(Collected data entries)
┌──
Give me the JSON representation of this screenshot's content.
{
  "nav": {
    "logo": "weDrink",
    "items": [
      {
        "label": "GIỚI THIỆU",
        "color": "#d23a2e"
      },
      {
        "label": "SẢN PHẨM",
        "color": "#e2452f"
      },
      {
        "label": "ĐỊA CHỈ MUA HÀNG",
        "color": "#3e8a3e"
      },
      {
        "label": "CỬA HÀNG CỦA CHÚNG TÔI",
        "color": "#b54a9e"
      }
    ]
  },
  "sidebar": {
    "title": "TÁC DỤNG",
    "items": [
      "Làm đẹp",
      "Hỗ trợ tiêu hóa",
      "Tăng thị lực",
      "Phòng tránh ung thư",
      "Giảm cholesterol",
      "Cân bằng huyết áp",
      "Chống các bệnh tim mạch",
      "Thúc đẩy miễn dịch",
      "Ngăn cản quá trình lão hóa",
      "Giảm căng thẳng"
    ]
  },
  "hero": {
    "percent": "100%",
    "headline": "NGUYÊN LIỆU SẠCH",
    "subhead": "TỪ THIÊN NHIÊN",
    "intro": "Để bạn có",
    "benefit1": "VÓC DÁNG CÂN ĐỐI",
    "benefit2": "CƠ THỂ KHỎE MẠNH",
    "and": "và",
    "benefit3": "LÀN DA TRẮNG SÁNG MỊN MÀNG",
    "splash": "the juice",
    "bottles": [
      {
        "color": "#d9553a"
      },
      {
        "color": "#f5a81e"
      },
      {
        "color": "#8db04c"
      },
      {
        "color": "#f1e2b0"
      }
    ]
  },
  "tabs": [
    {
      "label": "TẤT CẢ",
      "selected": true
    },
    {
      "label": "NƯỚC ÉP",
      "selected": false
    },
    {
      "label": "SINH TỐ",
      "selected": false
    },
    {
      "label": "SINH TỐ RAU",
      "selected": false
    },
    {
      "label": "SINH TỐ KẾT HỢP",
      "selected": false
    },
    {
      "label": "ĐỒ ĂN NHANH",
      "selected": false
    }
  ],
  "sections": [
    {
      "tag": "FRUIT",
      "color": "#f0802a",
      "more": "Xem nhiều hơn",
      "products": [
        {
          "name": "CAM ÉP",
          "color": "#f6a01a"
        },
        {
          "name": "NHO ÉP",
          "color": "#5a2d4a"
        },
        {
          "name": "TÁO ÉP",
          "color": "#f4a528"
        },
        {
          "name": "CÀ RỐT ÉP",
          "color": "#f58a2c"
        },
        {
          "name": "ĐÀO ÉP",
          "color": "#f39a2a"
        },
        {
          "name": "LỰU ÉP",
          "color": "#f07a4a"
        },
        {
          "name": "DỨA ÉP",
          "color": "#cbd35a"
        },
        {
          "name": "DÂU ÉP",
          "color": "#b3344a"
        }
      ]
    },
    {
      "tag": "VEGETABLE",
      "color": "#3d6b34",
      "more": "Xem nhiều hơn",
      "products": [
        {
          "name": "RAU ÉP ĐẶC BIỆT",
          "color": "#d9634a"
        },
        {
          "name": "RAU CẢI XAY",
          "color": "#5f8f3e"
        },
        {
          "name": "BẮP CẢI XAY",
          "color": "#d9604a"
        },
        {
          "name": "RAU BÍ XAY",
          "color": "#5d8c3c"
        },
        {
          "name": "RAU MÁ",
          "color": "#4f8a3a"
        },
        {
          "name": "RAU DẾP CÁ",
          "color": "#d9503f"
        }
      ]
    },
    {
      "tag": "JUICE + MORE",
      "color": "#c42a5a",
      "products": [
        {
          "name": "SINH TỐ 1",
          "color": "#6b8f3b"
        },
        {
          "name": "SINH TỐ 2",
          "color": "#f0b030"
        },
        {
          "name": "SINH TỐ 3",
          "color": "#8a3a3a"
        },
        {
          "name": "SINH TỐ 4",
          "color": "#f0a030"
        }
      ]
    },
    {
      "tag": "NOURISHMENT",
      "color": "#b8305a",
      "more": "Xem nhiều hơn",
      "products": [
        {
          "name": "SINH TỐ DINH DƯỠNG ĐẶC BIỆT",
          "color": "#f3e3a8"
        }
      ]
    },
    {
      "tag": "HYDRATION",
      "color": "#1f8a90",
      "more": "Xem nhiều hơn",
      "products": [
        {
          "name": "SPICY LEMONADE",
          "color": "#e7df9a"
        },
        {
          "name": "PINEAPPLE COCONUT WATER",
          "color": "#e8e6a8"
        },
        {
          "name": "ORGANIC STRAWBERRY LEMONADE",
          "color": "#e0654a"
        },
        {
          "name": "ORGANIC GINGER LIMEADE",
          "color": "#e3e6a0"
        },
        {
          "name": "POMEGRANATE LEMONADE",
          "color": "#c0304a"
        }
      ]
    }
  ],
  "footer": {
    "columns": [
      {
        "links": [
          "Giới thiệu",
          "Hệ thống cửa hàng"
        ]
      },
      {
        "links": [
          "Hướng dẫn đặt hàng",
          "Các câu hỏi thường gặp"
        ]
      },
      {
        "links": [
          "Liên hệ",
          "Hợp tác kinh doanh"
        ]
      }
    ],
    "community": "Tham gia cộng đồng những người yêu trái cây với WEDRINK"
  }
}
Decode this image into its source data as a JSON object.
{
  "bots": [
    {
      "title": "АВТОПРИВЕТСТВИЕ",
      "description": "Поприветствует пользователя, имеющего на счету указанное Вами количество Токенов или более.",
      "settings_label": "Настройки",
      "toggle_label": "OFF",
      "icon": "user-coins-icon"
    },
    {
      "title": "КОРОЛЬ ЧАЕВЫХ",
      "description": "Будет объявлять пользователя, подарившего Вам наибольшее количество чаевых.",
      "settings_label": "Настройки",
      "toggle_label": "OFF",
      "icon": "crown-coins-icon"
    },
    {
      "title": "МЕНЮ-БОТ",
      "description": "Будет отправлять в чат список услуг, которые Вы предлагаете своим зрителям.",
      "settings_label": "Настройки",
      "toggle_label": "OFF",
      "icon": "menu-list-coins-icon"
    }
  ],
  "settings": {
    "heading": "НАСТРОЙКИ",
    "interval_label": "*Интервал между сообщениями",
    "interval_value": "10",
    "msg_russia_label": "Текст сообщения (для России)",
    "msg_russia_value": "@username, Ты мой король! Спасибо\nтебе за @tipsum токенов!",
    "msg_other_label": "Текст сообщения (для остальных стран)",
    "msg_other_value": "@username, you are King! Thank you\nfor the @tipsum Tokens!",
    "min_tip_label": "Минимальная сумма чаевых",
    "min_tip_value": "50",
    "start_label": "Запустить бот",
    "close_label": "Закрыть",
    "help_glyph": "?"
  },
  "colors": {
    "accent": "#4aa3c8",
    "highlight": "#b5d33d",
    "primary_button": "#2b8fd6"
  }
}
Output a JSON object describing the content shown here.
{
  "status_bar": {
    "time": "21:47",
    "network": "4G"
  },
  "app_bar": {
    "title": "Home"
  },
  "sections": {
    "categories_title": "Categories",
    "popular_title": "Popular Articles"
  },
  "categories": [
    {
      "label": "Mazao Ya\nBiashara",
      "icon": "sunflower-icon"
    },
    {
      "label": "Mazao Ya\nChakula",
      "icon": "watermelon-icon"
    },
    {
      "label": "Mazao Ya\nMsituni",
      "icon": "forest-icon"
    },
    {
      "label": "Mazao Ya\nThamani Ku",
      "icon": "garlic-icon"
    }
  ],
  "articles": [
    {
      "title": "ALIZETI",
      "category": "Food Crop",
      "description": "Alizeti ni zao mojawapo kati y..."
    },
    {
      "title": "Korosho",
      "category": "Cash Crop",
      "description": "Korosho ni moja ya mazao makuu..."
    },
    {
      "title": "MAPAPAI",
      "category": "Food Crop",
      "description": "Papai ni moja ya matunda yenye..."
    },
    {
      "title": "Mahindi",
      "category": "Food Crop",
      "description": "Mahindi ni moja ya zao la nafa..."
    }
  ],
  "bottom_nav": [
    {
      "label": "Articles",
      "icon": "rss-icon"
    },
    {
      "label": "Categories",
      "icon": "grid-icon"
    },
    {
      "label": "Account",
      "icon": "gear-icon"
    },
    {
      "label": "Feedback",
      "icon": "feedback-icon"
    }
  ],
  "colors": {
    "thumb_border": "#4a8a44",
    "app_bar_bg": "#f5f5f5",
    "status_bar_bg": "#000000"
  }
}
└──
▶ [PROBLEM TO WORK ON] Collect the complete line wherever the string "LEMONADE" appears in the records.

▶ [SOLVED EXERCISE]
          "name": "SPICY LEMONADE",
          "name": "ORGANIC STRAWBERRY LEMONADE",
          "name": "POMEGRANATE LEMONADE",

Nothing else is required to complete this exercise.